:: RECORDS FOR THE TASK ::
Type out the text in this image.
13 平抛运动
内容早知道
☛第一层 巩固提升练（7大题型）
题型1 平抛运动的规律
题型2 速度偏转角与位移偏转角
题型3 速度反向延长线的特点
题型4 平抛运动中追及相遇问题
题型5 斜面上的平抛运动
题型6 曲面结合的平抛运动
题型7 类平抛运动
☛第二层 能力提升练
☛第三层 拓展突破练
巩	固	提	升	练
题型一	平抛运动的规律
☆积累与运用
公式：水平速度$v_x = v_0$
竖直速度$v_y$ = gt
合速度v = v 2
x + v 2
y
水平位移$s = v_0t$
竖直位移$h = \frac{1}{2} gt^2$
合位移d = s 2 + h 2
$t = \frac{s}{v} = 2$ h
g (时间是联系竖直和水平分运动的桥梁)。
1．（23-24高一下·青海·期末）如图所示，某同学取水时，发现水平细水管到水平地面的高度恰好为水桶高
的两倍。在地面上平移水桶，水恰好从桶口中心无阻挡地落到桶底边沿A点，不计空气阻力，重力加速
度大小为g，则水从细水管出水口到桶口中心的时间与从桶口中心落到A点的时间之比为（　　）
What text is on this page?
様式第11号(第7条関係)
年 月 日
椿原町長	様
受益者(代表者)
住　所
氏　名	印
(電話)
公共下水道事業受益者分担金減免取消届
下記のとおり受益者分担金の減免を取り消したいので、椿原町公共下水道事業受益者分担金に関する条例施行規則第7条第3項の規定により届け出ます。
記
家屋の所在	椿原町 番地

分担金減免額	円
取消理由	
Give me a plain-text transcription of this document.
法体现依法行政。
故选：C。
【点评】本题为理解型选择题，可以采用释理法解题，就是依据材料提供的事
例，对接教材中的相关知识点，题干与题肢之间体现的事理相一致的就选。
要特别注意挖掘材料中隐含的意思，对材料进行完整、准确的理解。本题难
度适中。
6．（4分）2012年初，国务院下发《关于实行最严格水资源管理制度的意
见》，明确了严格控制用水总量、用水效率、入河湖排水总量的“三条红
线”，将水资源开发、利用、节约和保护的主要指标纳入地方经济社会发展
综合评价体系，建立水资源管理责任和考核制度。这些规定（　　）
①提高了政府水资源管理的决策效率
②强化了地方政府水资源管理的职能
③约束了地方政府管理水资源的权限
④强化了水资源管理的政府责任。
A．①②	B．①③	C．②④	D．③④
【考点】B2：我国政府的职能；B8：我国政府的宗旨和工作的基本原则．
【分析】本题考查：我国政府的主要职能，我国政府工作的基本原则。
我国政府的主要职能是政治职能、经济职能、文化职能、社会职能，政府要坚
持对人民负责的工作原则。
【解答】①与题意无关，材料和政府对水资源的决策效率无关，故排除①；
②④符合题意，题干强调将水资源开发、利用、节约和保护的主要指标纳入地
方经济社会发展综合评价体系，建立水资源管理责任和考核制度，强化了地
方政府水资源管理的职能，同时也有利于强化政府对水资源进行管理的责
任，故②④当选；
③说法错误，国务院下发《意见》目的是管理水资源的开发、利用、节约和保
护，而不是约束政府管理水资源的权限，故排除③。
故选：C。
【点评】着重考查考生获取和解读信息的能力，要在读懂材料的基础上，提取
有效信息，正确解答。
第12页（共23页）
:::
> EXERCISE DETAILS
Working from the entries above, return all lines that contain "this".

> RESPONSE TO THE TASK
Type out the text in this image.
What text is on this page?
Give me a plain-text transcription of this document.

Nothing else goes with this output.